- Your task -
Sort through the data and copy the lines holding the word "JSON".

- Records supplied -
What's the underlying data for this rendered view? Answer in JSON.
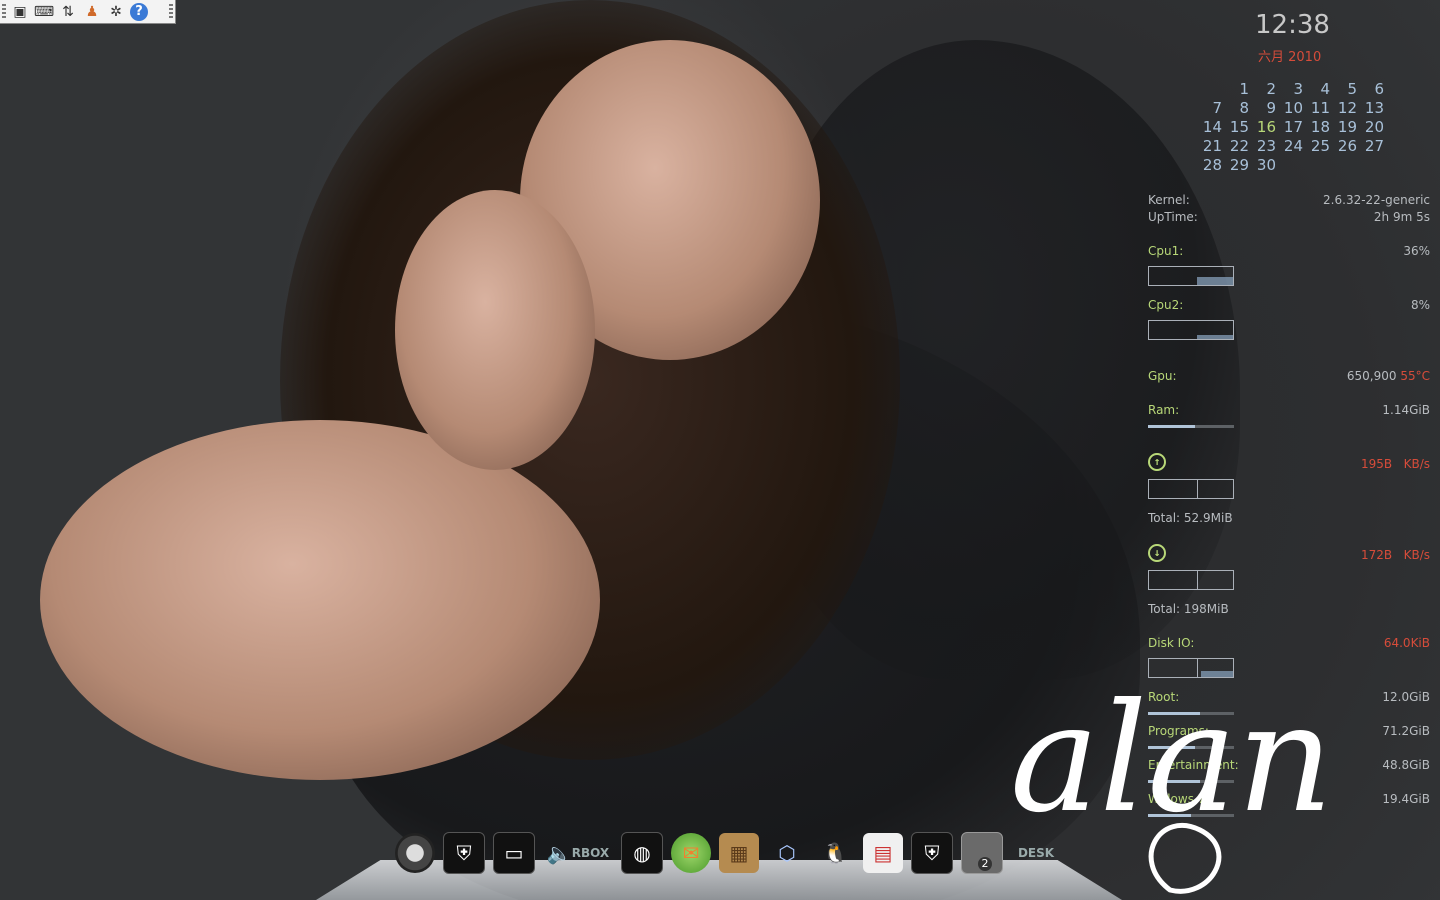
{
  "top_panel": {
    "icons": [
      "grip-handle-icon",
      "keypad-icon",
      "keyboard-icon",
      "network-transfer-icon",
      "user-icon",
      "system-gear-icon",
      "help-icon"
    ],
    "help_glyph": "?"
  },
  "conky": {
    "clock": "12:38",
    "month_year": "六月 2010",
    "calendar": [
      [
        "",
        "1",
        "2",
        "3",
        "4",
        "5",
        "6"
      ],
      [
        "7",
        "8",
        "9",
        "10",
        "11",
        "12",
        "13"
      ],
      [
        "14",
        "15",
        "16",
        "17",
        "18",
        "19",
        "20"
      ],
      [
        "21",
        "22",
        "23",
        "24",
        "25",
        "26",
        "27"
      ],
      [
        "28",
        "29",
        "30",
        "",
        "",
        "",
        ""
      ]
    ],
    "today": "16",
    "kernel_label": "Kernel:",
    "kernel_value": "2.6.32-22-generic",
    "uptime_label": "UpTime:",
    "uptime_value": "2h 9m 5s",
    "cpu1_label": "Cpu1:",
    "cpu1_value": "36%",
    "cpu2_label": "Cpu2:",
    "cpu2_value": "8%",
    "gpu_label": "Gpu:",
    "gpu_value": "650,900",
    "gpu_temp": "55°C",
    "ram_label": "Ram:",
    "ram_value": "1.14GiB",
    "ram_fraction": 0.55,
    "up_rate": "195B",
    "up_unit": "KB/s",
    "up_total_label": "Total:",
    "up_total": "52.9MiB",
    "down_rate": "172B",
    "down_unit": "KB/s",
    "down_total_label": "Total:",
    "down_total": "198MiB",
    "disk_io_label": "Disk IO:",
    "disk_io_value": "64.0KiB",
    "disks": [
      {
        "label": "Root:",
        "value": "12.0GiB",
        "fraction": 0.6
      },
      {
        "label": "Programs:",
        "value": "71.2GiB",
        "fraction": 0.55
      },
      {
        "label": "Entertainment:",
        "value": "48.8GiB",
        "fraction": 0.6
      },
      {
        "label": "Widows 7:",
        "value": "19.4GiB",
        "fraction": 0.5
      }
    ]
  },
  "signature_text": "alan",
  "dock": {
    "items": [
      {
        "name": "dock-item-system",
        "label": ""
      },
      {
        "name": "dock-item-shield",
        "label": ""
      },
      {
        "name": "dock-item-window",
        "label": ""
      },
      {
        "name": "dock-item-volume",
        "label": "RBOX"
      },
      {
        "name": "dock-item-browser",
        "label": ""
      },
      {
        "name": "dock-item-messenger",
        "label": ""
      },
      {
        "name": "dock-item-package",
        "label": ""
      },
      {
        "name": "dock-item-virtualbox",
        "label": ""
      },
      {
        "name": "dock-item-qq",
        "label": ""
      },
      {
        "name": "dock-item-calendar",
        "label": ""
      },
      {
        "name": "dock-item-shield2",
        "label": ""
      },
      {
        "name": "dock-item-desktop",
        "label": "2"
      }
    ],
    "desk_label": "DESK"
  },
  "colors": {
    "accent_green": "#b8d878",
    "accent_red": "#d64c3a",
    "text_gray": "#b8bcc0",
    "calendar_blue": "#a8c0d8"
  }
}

==

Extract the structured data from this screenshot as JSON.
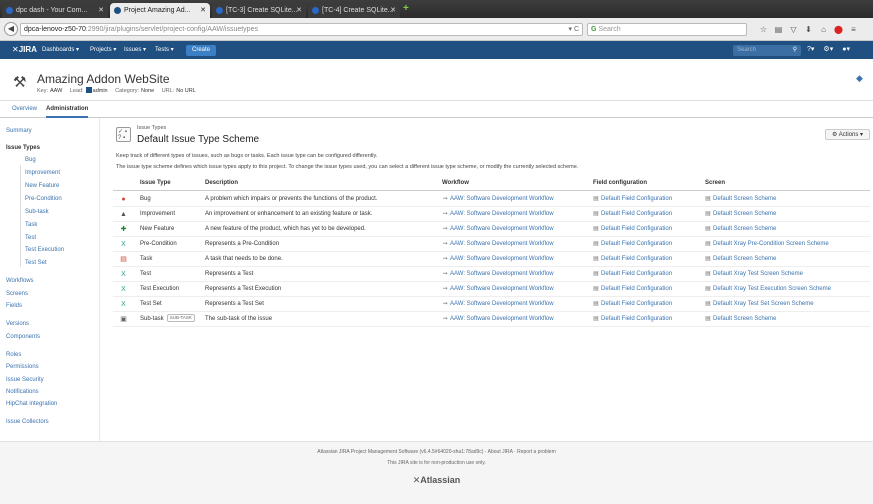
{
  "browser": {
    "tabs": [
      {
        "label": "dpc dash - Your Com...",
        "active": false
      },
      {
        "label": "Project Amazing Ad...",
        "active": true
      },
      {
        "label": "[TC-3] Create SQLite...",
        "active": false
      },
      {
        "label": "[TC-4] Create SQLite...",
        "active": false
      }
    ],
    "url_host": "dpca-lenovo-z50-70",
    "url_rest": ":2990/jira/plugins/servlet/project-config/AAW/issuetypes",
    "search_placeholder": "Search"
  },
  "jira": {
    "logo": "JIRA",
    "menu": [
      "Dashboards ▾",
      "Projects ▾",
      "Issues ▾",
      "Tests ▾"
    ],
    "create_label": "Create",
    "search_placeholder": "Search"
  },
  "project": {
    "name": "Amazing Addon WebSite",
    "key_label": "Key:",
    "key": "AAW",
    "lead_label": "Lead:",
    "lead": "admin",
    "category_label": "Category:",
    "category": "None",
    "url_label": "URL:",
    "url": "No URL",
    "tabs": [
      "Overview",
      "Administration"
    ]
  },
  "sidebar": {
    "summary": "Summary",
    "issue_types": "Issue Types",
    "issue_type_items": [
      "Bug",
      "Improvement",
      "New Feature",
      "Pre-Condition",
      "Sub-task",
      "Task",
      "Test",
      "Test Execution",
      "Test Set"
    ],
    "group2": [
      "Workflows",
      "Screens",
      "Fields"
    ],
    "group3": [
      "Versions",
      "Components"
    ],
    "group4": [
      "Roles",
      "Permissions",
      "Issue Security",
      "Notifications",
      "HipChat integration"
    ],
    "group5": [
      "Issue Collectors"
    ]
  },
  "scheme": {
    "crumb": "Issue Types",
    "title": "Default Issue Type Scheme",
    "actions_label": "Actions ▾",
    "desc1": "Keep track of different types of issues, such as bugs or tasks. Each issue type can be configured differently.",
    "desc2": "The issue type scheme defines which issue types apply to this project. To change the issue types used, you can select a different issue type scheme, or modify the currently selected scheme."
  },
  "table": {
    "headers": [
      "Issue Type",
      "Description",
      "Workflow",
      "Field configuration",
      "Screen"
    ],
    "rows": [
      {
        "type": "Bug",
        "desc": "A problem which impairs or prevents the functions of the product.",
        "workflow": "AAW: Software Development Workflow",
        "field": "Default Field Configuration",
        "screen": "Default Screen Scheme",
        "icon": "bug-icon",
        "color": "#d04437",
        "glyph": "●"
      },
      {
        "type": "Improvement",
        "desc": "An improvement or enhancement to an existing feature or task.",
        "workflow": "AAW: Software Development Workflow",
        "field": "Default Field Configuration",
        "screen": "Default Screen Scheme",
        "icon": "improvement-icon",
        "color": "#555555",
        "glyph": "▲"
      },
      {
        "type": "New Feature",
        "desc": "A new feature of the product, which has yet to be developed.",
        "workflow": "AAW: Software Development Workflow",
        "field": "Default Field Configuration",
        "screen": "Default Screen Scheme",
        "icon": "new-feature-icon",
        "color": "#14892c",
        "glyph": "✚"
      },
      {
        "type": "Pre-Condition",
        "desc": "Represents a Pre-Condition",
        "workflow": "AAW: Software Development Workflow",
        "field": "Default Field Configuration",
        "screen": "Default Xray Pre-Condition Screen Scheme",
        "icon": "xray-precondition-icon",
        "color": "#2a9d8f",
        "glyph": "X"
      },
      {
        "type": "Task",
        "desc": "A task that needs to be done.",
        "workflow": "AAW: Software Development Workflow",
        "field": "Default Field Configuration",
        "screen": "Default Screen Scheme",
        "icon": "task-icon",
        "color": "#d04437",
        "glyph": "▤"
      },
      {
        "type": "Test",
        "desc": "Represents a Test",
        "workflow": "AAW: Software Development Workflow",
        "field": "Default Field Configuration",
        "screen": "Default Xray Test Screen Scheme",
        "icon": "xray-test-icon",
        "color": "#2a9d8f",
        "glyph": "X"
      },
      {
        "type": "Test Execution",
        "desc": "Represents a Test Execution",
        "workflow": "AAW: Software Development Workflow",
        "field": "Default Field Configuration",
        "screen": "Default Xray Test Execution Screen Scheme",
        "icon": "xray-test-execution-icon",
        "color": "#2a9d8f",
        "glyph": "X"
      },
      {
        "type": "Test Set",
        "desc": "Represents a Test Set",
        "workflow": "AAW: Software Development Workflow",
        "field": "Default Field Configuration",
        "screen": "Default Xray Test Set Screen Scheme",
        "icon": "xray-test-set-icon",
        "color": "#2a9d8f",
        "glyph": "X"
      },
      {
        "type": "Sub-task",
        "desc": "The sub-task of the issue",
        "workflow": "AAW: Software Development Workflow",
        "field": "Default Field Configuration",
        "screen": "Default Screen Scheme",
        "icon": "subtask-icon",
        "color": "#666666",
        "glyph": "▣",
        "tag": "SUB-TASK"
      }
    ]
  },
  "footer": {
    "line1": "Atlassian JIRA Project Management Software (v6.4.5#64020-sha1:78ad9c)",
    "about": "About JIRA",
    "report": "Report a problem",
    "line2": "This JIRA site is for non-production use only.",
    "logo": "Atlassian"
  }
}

- Finished task -
What's the underlying data for this rendered view? Answer in JSON.
Extract the structured data from this screenshot as JSON.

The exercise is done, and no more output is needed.